GOAL — Search the data for the word "учебных" and copy every line where it occurs.

########################################

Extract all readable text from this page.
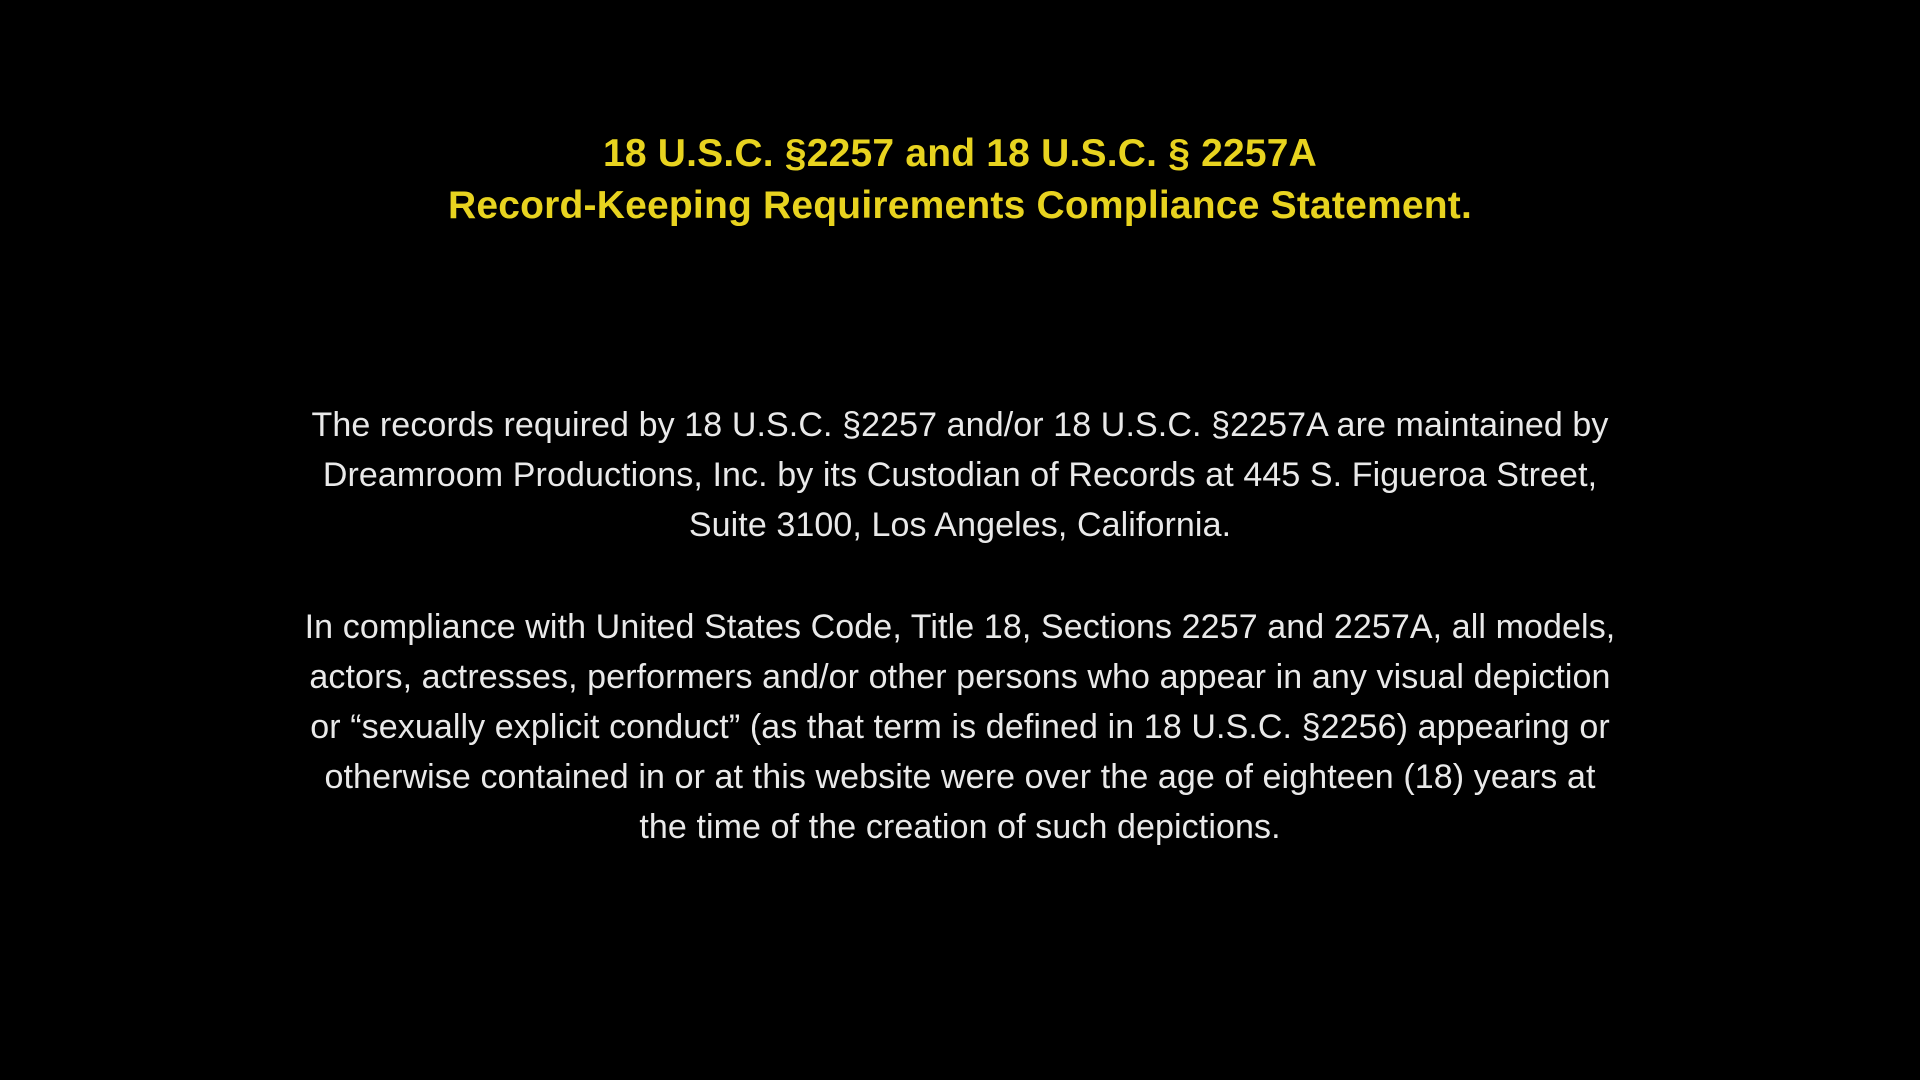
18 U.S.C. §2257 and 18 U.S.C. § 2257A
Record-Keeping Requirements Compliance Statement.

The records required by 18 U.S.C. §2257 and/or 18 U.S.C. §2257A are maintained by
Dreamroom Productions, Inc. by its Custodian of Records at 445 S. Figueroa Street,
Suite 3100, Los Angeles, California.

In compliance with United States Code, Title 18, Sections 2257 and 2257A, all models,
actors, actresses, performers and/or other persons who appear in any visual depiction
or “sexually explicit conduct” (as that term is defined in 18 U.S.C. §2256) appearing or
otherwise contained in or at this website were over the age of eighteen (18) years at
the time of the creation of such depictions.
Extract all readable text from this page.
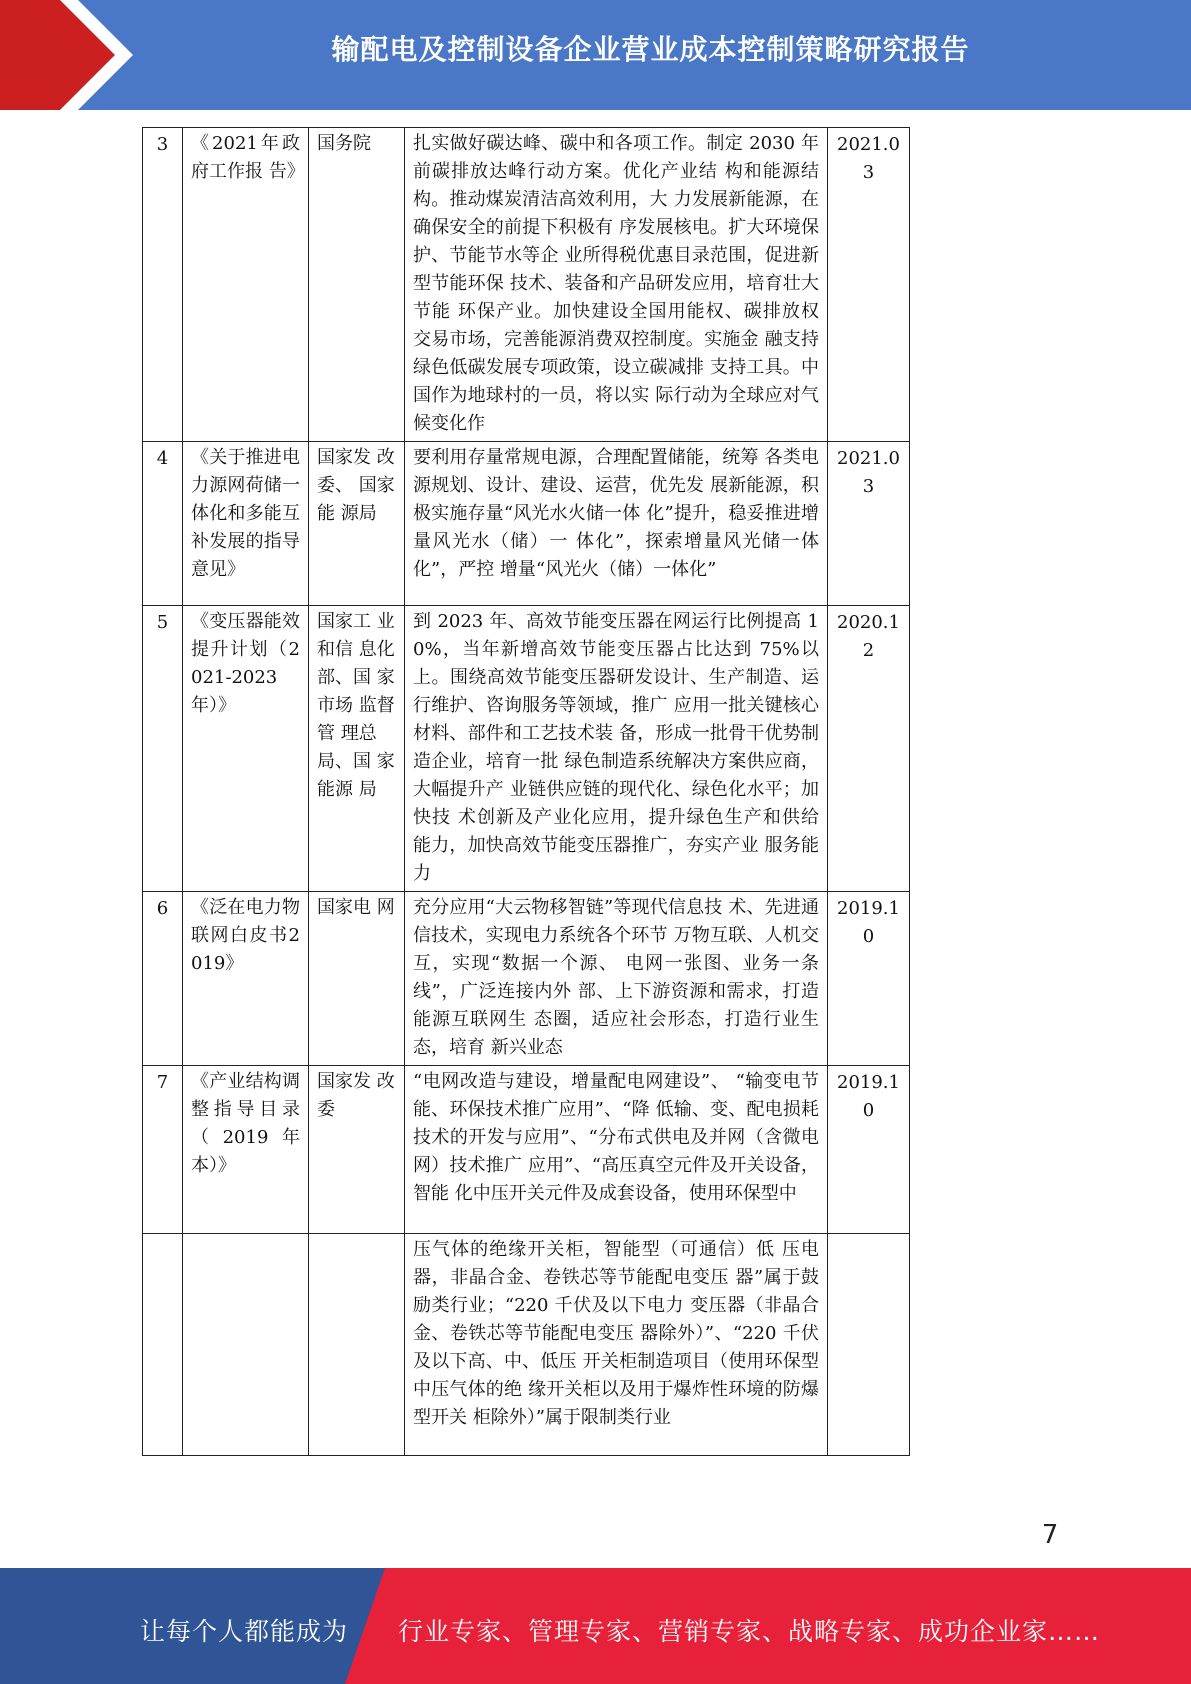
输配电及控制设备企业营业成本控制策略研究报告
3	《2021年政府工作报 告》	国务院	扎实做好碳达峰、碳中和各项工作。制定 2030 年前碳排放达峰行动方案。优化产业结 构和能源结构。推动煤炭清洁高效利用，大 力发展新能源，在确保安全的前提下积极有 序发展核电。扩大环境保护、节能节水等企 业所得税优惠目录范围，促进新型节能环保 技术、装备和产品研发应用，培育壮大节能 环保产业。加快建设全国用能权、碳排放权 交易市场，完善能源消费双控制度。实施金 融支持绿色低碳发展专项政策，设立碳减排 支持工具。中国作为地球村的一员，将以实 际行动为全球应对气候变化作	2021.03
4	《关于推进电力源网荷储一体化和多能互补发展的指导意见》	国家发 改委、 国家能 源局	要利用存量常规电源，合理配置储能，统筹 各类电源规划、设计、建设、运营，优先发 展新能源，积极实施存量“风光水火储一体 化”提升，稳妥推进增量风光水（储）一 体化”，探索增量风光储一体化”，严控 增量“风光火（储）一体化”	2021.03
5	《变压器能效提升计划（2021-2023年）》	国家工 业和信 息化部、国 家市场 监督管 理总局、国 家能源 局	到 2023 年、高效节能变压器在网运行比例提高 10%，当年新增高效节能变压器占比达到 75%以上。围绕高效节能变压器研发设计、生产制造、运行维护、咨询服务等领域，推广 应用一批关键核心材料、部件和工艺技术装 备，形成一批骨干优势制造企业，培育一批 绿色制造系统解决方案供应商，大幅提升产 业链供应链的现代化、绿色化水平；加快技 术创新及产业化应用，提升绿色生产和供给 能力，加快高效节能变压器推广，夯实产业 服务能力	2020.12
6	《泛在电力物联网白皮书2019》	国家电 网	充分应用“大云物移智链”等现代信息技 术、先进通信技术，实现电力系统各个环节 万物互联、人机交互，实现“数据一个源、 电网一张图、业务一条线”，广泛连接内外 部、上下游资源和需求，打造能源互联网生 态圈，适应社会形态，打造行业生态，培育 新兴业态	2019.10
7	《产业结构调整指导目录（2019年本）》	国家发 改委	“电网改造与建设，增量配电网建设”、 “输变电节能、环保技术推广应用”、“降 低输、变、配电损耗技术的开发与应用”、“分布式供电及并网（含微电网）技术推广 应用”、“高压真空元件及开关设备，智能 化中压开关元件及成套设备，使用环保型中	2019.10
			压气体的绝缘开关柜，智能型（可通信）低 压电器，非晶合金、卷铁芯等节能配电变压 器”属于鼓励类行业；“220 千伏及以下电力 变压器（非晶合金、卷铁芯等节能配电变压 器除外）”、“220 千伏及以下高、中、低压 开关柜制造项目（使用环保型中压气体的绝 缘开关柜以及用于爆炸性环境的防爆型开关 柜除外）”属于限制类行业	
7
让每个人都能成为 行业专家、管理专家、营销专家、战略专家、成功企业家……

########################################

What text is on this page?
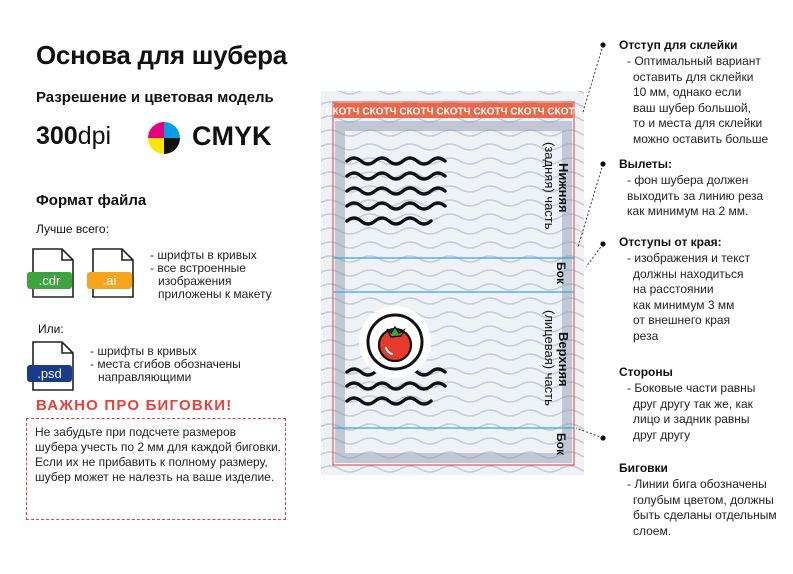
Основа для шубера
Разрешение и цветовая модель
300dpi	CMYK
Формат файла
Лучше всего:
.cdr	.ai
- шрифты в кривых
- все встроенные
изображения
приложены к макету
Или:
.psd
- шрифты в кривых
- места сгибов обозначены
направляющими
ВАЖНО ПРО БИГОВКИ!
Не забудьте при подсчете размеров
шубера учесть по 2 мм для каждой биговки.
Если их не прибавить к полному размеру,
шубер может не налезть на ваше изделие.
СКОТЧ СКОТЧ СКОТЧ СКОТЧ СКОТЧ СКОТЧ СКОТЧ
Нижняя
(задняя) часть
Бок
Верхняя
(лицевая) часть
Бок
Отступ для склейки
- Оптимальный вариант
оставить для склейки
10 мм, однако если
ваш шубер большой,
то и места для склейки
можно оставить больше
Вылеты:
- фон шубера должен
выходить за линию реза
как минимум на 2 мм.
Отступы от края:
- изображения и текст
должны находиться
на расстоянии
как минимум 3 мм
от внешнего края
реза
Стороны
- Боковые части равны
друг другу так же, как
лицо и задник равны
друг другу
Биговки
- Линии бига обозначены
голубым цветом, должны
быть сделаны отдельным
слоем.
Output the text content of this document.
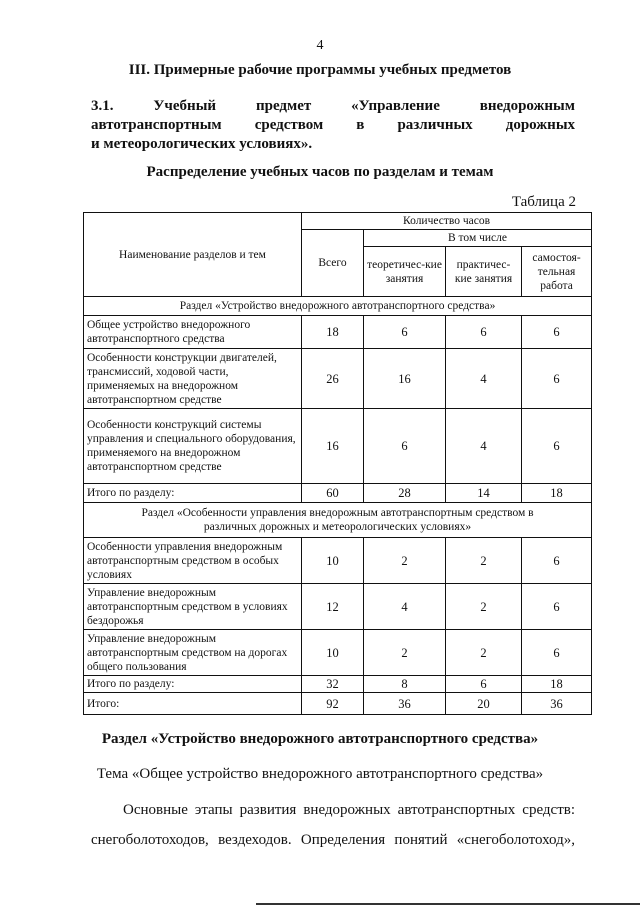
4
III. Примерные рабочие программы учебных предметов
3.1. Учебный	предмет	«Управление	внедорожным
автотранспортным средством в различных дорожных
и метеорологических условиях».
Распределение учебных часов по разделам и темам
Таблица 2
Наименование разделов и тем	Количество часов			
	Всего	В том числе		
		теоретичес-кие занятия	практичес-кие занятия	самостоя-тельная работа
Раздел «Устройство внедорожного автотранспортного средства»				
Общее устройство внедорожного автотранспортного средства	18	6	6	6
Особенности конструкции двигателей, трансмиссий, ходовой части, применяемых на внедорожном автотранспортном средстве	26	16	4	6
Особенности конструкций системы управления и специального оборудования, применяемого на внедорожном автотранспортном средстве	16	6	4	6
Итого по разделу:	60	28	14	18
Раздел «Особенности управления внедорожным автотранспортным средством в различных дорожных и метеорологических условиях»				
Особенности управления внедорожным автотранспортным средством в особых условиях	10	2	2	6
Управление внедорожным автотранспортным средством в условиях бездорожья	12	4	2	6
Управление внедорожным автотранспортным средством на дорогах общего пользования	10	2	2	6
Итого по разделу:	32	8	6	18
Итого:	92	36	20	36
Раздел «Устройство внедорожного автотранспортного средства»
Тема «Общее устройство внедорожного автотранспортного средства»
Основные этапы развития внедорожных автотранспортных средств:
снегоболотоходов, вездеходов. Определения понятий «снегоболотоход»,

########################################

FULL SOLUTION —
III. Примерные рабочие программы учебных предметов
Распределение учебных часов по разделам и темам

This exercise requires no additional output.